[Data entries]
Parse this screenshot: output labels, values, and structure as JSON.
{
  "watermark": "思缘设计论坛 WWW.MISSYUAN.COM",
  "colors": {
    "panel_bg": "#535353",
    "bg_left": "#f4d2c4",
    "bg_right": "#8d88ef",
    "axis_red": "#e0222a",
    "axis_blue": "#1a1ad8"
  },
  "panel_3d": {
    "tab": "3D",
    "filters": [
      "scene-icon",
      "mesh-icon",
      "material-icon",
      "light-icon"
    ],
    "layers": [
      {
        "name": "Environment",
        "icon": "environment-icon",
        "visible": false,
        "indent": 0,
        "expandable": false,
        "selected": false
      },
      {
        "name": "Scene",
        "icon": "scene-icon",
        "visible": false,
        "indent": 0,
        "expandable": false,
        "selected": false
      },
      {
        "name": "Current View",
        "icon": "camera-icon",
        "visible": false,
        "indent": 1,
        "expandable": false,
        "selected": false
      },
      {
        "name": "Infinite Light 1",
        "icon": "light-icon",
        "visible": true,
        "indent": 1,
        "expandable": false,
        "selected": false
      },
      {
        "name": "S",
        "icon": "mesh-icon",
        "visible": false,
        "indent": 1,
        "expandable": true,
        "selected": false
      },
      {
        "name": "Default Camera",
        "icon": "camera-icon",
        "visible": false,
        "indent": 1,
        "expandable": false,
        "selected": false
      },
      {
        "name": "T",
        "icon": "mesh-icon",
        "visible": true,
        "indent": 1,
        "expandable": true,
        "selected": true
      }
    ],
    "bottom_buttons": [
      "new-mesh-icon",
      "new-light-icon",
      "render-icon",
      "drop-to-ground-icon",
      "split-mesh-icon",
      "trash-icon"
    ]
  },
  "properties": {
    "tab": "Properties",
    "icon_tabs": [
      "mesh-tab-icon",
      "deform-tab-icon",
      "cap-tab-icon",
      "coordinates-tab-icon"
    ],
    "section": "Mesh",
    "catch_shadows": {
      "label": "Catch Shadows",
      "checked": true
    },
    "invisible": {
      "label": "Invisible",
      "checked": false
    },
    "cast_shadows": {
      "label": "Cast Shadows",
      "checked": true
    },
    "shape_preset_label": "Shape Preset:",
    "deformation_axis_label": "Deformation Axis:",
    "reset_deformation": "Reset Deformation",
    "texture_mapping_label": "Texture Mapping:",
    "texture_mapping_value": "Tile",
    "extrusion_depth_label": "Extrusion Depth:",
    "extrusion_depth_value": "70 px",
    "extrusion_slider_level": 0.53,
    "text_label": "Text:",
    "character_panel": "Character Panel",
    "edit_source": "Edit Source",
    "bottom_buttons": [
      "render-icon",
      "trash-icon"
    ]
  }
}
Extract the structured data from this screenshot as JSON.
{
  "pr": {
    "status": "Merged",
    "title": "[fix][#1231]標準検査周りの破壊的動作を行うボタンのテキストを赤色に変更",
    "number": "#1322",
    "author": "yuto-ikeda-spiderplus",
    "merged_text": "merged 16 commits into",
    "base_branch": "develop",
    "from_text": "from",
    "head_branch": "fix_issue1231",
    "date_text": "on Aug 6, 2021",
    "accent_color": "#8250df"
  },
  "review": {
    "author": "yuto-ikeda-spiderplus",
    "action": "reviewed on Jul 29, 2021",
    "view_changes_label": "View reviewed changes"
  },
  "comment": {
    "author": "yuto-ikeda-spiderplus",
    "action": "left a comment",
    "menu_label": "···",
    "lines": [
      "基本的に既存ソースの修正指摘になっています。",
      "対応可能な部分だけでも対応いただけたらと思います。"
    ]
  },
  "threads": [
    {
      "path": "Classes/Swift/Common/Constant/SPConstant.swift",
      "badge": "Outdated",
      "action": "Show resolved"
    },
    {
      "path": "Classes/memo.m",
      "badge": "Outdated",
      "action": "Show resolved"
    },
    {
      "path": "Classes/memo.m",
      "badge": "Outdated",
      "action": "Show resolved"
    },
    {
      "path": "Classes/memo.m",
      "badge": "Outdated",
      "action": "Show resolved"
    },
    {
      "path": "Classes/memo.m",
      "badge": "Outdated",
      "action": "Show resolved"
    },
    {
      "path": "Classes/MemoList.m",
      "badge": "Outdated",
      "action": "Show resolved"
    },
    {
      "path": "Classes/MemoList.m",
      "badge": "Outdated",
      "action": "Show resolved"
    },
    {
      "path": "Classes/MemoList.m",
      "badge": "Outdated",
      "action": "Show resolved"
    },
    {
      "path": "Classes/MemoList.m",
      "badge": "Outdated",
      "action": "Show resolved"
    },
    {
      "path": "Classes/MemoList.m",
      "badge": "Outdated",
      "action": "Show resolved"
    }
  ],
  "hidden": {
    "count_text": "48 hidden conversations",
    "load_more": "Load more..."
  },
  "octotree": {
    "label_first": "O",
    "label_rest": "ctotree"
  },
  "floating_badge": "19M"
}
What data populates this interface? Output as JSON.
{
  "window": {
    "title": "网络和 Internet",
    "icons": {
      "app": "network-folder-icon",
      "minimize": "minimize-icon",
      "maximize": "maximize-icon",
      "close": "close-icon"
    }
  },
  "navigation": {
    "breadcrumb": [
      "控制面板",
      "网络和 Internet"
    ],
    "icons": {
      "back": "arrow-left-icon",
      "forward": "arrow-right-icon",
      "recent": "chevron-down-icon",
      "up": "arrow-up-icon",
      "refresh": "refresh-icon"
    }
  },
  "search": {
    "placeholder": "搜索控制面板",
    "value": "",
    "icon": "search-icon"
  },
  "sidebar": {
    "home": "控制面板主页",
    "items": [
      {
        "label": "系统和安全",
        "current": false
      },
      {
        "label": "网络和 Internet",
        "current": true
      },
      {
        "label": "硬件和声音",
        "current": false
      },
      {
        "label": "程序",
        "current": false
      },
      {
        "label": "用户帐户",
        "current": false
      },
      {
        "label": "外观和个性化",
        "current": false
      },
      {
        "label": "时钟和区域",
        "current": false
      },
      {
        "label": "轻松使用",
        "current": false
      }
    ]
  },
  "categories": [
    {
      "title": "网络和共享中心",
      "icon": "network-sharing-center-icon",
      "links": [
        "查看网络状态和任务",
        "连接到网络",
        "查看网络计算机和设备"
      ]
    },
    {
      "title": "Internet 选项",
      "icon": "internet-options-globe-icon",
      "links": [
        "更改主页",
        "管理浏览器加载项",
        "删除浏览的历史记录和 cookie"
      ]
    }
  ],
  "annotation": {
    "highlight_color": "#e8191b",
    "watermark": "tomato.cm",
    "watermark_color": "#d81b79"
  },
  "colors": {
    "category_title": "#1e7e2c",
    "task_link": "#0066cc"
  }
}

◆ WORK REQUIRED ◆
Exactly reproduce every line of the data above.

◆ COMPLETED TASK ◆
Parse this screenshot: output labels, values, and structure as JSON.
{
  "watermark": "思缘设计论坛 WWW.MISSYUAN.COM",
  "colors": {
    "panel_bg": "#535353",
    "bg_left": "#f4d2c4",
    "bg_right": "#8d88ef",
    "axis_red": "#e0222a",
    "axis_blue": "#1a1ad8"
  },
  "panel_3d": {
    "tab": "3D",
    "filters": [
      "scene-icon",
      "mesh-icon",
      "material-icon",
      "light-icon"
    ],
    "layers": [
      {
        "name": "Environment",
        "icon": "environment-icon",
        "visible": false,
        "indent": 0,
        "expandable": false,
        "selected": false
      },
      {
        "name": "Scene",
        "icon": "scene-icon",
        "visible": false,
        "indent": 0,
        "expandable": false,
        "selected": false
      },
      {
        "name": "Current View",
        "icon": "camera-icon",
        "visible": false,
        "indent": 1,
        "expandable": false,
        "selected": false
      },
      {
        "name": "Infinite Light 1",
        "icon": "light-icon",
        "visible": true,
        "indent": 1,
        "expandable": false,
        "selected": false
      },
      {
        "name": "S",
        "icon": "mesh-icon",
        "visible": false,
        "indent": 1,
        "expandable": true,
        "selected": false
      },
      {
        "name": "Default Camera",
        "icon": "camera-icon",
        "visible": false,
        "indent": 1,
        "expandable": false,
        "selected": false
      },
      {
        "name": "T",
        "icon": "mesh-icon",
        "visible": true,
        "indent": 1,
        "expandable": true,
        "selected": true
      }
    ],
    "bottom_buttons": [
      "new-mesh-icon",
      "new-light-icon",
      "render-icon",
      "drop-to-ground-icon",
      "split-mesh-icon",
      "trash-icon"
    ]
  },
  "properties": {
    "tab": "Properties",
    "icon_tabs": [
      "mesh-tab-icon",
      "deform-tab-icon",
      "cap-tab-icon",
      "coordinates-tab-icon"
    ],
    "section": "Mesh",
    "catch_shadows": {
      "label": "Catch Shadows",
      "checked": true
    },
    "invisible": {
      "label": "Invisible",
      "checked": false
    },
    "cast_shadows": {
      "label": "Cast Shadows",
      "checked": true
    },
    "shape_preset_label": "Shape Preset:",
    "deformation_axis_label": "Deformation Axis:",
    "reset_deformation": "Reset Deformation",
    "texture_mapping_label": "Texture Mapping:",
    "texture_mapping_value": "Tile",
    "extrusion_depth_label": "Extrusion Depth:",
    "extrusion_depth_value": "70 px",
    "extrusion_slider_level": 0.53,
    "text_label": "Text:",
    "character_panel": "Character Panel",
    "edit_source": "Edit Source",
    "bottom_buttons": [
      "render-icon",
      "trash-icon"
    ]
  }
}
Extract the structured data from this screenshot as JSON.
{
  "pr": {
    "status": "Merged",
    "title": "[fix][#1231]標準検査周りの破壊的動作を行うボタンのテキストを赤色に変更",
    "number": "#1322",
    "author": "yuto-ikeda-spiderplus",
    "merged_text": "merged 16 commits into",
    "base_branch": "develop",
    "from_text": "from",
    "head_branch": "fix_issue1231",
    "date_text": "on Aug 6, 2021",
    "accent_color": "#8250df"
  },
  "review": {
    "author": "yuto-ikeda-spiderplus",
    "action": "reviewed on Jul 29, 2021",
    "view_changes_label": "View reviewed changes"
  },
  "comment": {
    "author": "yuto-ikeda-spiderplus",
    "action": "left a comment",
    "menu_label": "···",
    "lines": [
      "基本的に既存ソースの修正指摘になっています。",
      "対応可能な部分だけでも対応いただけたらと思います。"
    ]
  },
  "threads": [
    {
      "path": "Classes/Swift/Common/Constant/SPConstant.swift",
      "badge": "Outdated",
      "action": "Show resolved"
    },
    {
      "path": "Classes/memo.m",
      "badge": "Outdated",
      "action": "Show resolved"
    },
    {
      "path": "Classes/memo.m",
      "badge": "Outdated",
      "action": "Show resolved"
    },
    {
      "path": "Classes/memo.m",
      "badge": "Outdated",
      "action": "Show resolved"
    },
    {
      "path": "Classes/memo.m",
      "badge": "Outdated",
      "action": "Show resolved"
    },
    {
      "path": "Classes/MemoList.m",
      "badge": "Outdated",
      "action": "Show resolved"
    },
    {
      "path": "Classes/MemoList.m",
      "badge": "Outdated",
      "action": "Show resolved"
    },
    {
      "path": "Classes/MemoList.m",
      "badge": "Outdated",
      "action": "Show resolved"
    },
    {
      "path": "Classes/MemoList.m",
      "badge": "Outdated",
      "action": "Show resolved"
    },
    {
      "path": "Classes/MemoList.m",
      "badge": "Outdated",
      "action": "Show resolved"
    }
  ],
  "hidden": {
    "count_text": "48 hidden conversations",
    "load_more": "Load more..."
  },
  "octotree": {
    "label_first": "O",
    "label_rest": "ctotree"
  },
  "floating_badge": "19M"
}
What data populates this interface? Output as JSON.
{
  "window": {
    "title": "网络和 Internet",
    "icons": {
      "app": "network-folder-icon",
      "minimize": "minimize-icon",
      "maximize": "maximize-icon",
      "close": "close-icon"
    }
  },
  "navigation": {
    "breadcrumb": [
      "控制面板",
      "网络和 Internet"
    ],
    "icons": {
      "back": "arrow-left-icon",
      "forward": "arrow-right-icon",
      "recent": "chevron-down-icon",
      "up": "arrow-up-icon",
      "refresh": "refresh-icon"
    }
  },
  "search": {
    "placeholder": "搜索控制面板",
    "value": "",
    "icon": "search-icon"
  },
  "sidebar": {
    "home": "控制面板主页",
    "items": [
      {
        "label": "系统和安全",
        "current": false
      },
      {
        "label": "网络和 Internet",
        "current": true
      },
      {
        "label": "硬件和声音",
        "current": false
      },
      {
        "label": "程序",
        "current": false
      },
      {
        "label": "用户帐户",
        "current": false
      },
      {
        "label": "外观和个性化",
        "current": false
      },
      {
        "label": "时钟和区域",
        "current": false
      },
      {
        "label": "轻松使用",
        "current": false
      }
    ]
  },
  "categories": [
    {
      "title": "网络和共享中心",
      "icon": "network-sharing-center-icon",
      "links": [
        "查看网络状态和任务",
        "连接到网络",
        "查看网络计算机和设备"
      ]
    },
    {
      "title": "Internet 选项",
      "icon": "internet-options-globe-icon",
      "links": [
        "更改主页",
        "管理浏览器加载项",
        "删除浏览的历史记录和 cookie"
      ]
    }
  ],
  "annotation": {
    "highlight_color": "#e8191b",
    "watermark": "tomato.cm",
    "watermark_color": "#d81b79"
  },
  "colors": {
    "category_title": "#1e7e2c",
    "task_link": "#0066cc"
  }
}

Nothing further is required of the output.